Return all lines where the word "DIRIGENTI" can be found.

>> START Listed records

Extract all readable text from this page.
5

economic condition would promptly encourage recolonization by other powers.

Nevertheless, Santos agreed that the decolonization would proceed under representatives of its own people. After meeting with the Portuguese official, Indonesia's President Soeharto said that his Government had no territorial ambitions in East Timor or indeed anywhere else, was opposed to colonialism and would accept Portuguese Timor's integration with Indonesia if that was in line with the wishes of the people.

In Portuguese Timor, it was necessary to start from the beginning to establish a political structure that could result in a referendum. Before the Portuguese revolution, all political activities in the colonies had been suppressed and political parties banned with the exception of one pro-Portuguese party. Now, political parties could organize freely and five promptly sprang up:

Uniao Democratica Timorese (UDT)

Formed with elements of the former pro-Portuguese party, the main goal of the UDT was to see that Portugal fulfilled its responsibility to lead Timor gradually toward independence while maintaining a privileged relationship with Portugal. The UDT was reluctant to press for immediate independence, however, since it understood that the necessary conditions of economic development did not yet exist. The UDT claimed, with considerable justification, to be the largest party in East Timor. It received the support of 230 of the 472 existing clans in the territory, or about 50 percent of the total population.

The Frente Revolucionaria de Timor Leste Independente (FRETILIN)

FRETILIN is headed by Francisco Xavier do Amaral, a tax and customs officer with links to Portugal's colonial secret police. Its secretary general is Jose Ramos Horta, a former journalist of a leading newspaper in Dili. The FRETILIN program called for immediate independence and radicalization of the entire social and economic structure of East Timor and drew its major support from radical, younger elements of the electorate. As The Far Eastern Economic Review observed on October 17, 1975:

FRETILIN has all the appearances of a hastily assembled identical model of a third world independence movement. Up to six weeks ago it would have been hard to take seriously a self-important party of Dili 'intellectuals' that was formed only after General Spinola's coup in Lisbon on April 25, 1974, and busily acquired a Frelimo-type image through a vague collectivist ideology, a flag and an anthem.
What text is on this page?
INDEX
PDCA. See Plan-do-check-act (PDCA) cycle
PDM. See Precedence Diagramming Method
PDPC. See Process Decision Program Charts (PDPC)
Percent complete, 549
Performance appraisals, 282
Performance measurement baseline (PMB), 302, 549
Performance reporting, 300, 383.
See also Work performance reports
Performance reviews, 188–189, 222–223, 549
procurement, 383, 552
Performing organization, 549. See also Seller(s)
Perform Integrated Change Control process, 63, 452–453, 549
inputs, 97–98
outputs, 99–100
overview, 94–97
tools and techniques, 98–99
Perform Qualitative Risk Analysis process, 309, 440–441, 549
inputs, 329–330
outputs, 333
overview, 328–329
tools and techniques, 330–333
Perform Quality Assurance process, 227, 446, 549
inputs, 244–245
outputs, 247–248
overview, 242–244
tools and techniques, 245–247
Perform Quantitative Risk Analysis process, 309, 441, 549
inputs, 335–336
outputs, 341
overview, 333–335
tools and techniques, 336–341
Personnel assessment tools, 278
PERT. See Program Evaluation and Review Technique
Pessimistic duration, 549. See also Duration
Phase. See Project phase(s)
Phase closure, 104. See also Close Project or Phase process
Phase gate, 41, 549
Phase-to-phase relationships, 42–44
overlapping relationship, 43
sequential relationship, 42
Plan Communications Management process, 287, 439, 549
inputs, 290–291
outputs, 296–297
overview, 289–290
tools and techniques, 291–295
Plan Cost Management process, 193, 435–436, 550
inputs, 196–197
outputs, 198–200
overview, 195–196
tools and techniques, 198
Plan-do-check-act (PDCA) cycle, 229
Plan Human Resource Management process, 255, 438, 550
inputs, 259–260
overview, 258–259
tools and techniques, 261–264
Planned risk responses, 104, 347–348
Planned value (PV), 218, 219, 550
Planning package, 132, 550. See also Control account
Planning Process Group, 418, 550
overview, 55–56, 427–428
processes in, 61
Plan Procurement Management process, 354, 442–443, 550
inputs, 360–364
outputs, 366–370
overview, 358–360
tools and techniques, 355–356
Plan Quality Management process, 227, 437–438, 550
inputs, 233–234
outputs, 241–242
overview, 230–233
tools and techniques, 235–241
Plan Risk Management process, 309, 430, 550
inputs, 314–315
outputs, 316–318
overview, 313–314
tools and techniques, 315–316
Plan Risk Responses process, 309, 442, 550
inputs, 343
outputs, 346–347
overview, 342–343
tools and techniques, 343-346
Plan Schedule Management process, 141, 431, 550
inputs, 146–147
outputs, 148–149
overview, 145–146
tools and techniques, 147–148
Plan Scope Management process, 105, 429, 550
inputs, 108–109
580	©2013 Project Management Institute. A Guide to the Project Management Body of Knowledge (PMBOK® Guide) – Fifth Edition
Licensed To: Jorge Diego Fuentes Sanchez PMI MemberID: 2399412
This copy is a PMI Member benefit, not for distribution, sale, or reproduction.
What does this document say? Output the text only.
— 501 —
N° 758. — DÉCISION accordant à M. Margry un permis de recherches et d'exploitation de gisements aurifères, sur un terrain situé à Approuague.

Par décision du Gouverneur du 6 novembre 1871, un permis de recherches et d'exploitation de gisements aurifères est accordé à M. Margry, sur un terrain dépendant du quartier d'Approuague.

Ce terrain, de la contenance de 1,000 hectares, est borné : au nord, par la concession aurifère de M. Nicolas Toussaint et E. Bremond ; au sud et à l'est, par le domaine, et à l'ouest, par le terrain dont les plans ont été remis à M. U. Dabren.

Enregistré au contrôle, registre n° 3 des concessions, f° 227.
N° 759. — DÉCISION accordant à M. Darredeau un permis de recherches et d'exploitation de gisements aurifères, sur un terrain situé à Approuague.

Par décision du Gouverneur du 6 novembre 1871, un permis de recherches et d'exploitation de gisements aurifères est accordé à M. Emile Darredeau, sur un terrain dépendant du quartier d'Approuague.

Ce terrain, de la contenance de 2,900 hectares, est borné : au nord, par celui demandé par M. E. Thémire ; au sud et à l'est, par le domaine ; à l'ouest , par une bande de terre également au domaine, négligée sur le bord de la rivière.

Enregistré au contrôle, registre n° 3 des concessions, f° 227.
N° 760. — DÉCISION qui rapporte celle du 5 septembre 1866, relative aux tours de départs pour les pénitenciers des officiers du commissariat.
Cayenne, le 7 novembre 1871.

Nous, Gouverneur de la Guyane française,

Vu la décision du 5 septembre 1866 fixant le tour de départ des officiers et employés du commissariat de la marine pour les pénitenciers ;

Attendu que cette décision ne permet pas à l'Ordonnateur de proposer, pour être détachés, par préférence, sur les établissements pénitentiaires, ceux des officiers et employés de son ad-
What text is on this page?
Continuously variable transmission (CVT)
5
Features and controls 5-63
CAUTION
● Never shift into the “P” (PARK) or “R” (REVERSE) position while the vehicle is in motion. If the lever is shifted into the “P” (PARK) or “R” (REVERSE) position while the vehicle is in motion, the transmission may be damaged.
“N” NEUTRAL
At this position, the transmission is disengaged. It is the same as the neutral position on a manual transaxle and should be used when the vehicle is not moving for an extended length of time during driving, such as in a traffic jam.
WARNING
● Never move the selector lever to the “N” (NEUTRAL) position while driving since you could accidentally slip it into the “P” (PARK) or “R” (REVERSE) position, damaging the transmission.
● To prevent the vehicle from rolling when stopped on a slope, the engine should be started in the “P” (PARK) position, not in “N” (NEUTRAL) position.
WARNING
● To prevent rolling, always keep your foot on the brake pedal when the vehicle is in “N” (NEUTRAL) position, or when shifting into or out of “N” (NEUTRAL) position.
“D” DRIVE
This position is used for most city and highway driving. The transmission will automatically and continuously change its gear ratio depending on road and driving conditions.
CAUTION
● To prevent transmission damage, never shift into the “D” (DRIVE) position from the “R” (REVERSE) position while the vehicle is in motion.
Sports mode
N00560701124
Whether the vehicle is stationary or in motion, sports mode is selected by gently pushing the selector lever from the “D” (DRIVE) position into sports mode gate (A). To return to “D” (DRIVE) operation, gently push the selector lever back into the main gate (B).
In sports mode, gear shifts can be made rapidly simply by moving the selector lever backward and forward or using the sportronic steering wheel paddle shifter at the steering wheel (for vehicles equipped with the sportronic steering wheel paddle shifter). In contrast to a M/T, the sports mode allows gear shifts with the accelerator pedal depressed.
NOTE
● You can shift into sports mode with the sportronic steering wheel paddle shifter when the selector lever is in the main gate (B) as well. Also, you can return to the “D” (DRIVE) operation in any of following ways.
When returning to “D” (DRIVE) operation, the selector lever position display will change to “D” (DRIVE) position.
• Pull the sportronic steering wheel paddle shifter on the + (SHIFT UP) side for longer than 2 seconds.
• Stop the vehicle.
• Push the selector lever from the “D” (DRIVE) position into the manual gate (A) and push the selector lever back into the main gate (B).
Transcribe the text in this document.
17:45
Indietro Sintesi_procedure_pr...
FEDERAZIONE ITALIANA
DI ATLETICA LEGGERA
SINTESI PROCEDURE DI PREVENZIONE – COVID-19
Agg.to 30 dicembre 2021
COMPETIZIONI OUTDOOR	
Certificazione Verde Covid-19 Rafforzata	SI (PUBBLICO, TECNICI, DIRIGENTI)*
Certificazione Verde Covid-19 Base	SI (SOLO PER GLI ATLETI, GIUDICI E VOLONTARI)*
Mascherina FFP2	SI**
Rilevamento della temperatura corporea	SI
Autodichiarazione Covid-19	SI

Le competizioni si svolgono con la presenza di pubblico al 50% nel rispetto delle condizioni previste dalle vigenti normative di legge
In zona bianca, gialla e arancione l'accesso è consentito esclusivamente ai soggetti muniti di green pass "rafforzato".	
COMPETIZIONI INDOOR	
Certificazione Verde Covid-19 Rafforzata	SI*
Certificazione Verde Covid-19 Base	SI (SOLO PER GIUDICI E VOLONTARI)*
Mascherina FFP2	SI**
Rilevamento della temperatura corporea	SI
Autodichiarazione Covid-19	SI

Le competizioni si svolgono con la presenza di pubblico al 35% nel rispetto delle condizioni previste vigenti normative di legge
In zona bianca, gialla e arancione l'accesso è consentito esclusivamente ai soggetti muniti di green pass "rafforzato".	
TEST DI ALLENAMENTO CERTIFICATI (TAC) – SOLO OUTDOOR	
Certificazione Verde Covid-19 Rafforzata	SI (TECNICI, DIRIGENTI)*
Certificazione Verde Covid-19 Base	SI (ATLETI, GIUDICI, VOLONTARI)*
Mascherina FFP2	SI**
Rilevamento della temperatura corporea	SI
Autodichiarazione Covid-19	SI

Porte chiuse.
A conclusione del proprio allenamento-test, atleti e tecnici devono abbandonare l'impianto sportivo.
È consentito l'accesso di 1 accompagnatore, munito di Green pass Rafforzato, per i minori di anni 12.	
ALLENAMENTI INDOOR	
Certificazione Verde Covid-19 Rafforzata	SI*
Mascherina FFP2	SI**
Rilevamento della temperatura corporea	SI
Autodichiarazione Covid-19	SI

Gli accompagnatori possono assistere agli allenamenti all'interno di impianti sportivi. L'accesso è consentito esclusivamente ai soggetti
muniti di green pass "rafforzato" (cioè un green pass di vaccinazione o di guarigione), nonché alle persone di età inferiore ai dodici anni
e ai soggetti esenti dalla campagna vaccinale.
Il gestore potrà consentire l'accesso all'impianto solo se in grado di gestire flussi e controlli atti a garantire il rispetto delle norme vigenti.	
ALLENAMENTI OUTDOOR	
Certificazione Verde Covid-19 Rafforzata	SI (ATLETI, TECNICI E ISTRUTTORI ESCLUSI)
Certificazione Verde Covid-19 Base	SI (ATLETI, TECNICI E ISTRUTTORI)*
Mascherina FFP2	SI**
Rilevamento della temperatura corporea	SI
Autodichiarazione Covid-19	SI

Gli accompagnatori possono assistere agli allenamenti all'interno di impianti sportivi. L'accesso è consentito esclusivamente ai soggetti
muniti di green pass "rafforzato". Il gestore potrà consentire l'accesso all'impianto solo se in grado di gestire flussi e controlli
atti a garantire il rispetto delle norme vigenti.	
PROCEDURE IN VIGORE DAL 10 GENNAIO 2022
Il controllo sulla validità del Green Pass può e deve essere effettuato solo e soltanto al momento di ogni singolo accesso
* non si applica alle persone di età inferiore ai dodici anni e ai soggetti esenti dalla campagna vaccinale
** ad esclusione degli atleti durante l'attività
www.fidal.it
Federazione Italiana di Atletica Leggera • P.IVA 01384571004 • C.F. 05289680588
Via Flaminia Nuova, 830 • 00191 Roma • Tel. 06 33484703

>> END Listed records

The completed task:
Certificazione Verde Covid-19 Rafforzata	SI (PUBBLICO, TECNICI, DIRIGENTI)*
Certificazione Verde Covid-19 Rafforzata	SI (TECNICI, DIRIGENTI)*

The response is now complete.